EXERCISE GOAL:
Change every "interactable" in the data to "clickable", then write the lines out again with nothing else altered.

DATA LINES:
--- Begin ---

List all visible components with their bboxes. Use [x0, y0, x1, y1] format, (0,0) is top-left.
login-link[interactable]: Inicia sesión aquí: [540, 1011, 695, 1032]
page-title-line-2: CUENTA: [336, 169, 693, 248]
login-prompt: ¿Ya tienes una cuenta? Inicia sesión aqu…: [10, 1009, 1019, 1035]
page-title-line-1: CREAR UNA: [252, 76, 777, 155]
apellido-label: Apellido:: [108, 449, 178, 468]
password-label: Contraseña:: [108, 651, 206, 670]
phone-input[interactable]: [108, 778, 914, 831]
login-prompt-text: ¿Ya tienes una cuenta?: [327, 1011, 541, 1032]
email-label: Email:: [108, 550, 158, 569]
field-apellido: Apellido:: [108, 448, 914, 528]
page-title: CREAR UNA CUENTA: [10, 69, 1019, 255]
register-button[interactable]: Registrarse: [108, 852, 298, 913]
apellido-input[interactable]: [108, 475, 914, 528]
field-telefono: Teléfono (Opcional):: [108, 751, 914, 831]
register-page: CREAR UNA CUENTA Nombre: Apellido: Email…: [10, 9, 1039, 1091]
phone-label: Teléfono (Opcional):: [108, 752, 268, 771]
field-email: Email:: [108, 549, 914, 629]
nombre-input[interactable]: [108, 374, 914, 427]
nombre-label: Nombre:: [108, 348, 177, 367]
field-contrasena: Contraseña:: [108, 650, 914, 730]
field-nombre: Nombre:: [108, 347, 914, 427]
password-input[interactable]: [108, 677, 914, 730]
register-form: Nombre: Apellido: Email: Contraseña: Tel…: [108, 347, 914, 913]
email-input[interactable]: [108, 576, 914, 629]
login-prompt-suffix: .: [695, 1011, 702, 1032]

--- End ---

CORRECT OUTPUT:
List all visible components with their bboxes. Use [x0, y0, x1, y1] format, (0,0) is top-left.
login-link[clickable]: Inicia sesión aquí: [540, 1011, 695, 1032]
page-title-line-2: CUENTA: [336, 169, 693, 248]
login-prompt: ¿Ya tienes una cuenta? Inicia sesión aqu…: [10, 1009, 1019, 1035]
page-title-line-1: CREAR UNA: [252, 76, 777, 155]
apellido-label: Apellido:: [108, 449, 178, 468]
password-label: Contraseña:: [108, 651, 206, 670]
phone-input[clickable]: [108, 778, 914, 831]
login-prompt-text: ¿Ya tienes una cuenta?: [327, 1011, 541, 1032]
email-label: Email:: [108, 550, 158, 569]
field-apellido: Apellido:: [108, 448, 914, 528]
page-title: CREAR UNA CUENTA: [10, 69, 1019, 255]
register-button[clickable]: Registrarse: [108, 852, 298, 913]
apellido-input[clickable]: [108, 475, 914, 528]
field-telefono: Teléfono (Opcional):: [108, 751, 914, 831]
register-page: CREAR UNA CUENTA Nombre: Apellido: Email…: [10, 9, 1039, 1091]
phone-label: Teléfono (Opcional):: [108, 752, 268, 771]
field-email: Email:: [108, 549, 914, 629]
nombre-input[clickable]: [108, 374, 914, 427]
nombre-label: Nombre:: [108, 348, 177, 367]
field-contrasena: Contraseña:: [108, 650, 914, 730]
field-nombre: Nombre:: [108, 347, 914, 427]
password-input[clickable]: [108, 677, 914, 730]
register-form: Nombre: Apellido: Email: Contraseña: Tel…: [108, 347, 914, 913]
email-input[clickable]: [108, 576, 914, 629]
login-prompt-suffix: .: [695, 1011, 702, 1032]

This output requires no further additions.